* **本文**:
>>>

■■■■ユーザーの意見を取り入れる。 |
ほぼ日 |
戦いにおいて、条件が増えると
戦略も戦術も考えなければならないから
大変ですよね。 |
松野 |
これもですね、タクティクスオウガ自体が
エムブレムの対極になるような感じで
作ってたんですけども、
ユーザーはいろんな遊び方を
してるんですよ。 |
ほぼ日 |
うん。 |
松野 |
「敢えて自分で禁止をして遊んでみると
難易度がちょうどいい」
とか、いろいろとあるんですよ。 |
ほぼ日 |
自分で縛りをつけて
制限プレイをするんですね。
ファイアーエムブレムとかでも
よくあるようですね。 |
松野 |
そういう制限プレイは
マニアのみなさんの中での流行なんですが
その部分のエッセンスも
取り入れてみようってところから
始まってるんです。
そういう意味ではユーザーの
意見を取り入れたシステムですよ。 |
ほぼ日 |
ってことはこれが第一弾で
これからどんどん発展していくっていうのは
大いに考えられるわけですよね。
松野さんが作られるゲームの世界で。 |
松野 |
そうですね。まあどこかで
やってみたいなって思ってます。
もちろん次もし続編を作ることがあったらば、
まんまこのシステムを持って来るってことは
僕はしないとは思うんですけど。
それはまた続編を作った時に
全然違うシステムを入れちゃうと思うんです。
どこかでそういったものの
エッセンスっていうのは
入って来るんじゃないかと思ってます。
僕は続編を作るということになった時には、
次は時間をじっくりかけて
2モード入れたいです。
攻略しやすい通常モードと
シミュレーションが大好きユーザー向けに
難易度の高いモードの2モードを用意する。
一番理想はそれぞれ違うストーリーを
用意してあげて、選べる、
っていうのがいいんでしょうけど。
ただ同じデータを使って
難易度の設定を変えるって
できるはずなので、
そこをやろうかなと思ってますけど。 |
ほぼ日 |
なるほど。
ユーザーの声はほかにどんなものが? |
松野 |
おもしろいなと思った反応が、
ファンレターに
「終わりたくない」って
書かれていることでした。 |
ほぼ日 |
すごい。それはうれしいですよね。
そのセリフは泣かせるものがありますね。 |
松野 |
そうですね。作り手冥利に尽きます。
ビジネス的に言うと
中古市場に流れずにすむ(笑)。 |
ほぼ日 |
大事なことですよ、それは! |
松野 |
そうですね、前作のFFTも
なかなか中古に流れないゲームでした。
いろんな制限をユーザーが加えて、
ファンになってくださった方が
毎回毎回やってるっていう
感じだったらしいんですよ。 |
ほぼ日 |
うんうん。 |
松野 |
そういう意味では、今回もそういうところを
目指してやりたいなと思いました。
「終わらないゲーム」っていうのにしたいなと。

<<<

* **資料データ**:
>>>

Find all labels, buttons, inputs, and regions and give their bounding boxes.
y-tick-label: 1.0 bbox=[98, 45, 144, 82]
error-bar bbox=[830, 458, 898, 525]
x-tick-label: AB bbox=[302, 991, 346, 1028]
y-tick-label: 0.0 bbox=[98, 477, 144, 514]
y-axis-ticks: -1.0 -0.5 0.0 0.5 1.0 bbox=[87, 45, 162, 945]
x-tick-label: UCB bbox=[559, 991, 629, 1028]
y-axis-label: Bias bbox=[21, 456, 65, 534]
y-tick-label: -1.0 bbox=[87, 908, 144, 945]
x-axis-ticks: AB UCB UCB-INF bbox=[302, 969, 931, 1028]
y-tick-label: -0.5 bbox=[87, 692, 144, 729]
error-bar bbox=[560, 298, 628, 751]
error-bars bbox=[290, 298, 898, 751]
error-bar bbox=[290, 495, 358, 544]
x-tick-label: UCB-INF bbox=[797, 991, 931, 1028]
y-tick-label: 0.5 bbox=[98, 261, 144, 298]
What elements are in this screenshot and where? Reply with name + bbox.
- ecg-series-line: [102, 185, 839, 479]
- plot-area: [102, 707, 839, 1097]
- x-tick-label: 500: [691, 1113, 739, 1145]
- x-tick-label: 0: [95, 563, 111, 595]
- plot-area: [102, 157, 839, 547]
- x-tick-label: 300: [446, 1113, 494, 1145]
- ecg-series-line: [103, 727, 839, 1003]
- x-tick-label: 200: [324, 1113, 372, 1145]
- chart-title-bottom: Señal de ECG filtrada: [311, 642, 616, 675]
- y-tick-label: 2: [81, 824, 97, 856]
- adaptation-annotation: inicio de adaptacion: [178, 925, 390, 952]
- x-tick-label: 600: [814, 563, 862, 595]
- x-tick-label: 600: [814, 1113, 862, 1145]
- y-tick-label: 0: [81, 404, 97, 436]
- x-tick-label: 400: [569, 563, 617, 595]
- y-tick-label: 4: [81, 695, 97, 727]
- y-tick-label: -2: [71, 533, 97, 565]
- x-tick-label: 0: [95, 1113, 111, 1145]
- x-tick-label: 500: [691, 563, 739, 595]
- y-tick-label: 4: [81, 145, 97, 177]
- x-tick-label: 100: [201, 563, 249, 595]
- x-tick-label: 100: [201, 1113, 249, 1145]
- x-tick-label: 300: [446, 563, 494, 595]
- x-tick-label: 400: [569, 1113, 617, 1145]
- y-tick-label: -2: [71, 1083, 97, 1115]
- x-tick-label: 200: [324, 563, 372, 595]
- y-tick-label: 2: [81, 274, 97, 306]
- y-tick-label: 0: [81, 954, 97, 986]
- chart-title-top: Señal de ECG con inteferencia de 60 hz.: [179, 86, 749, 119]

<<<

本文のうち「どこかでそういったものの」から「っていうのがいいんでしょうけど。」までを、末尾の語句も含めて書き出すこと。その際、「通常モード」を「標準モード」に置き換える。 資料は使わなくてよい。

* **解答**:
どこかでそういったものの
エッセンスっていうのは
入って来るんじゃないかと思ってます。
僕は続編を作るということになった時には、
次は時間をじっくりかけて
2モード入れたいです。
攻略しやすい標準モードと
シミュレーションが大好きユーザー向けに
難易度の高いモードの2モードを用意する。
一番理想はそれぞれ違うストーリーを
用意してあげて、選べる、
っていうのがいいんでしょうけど。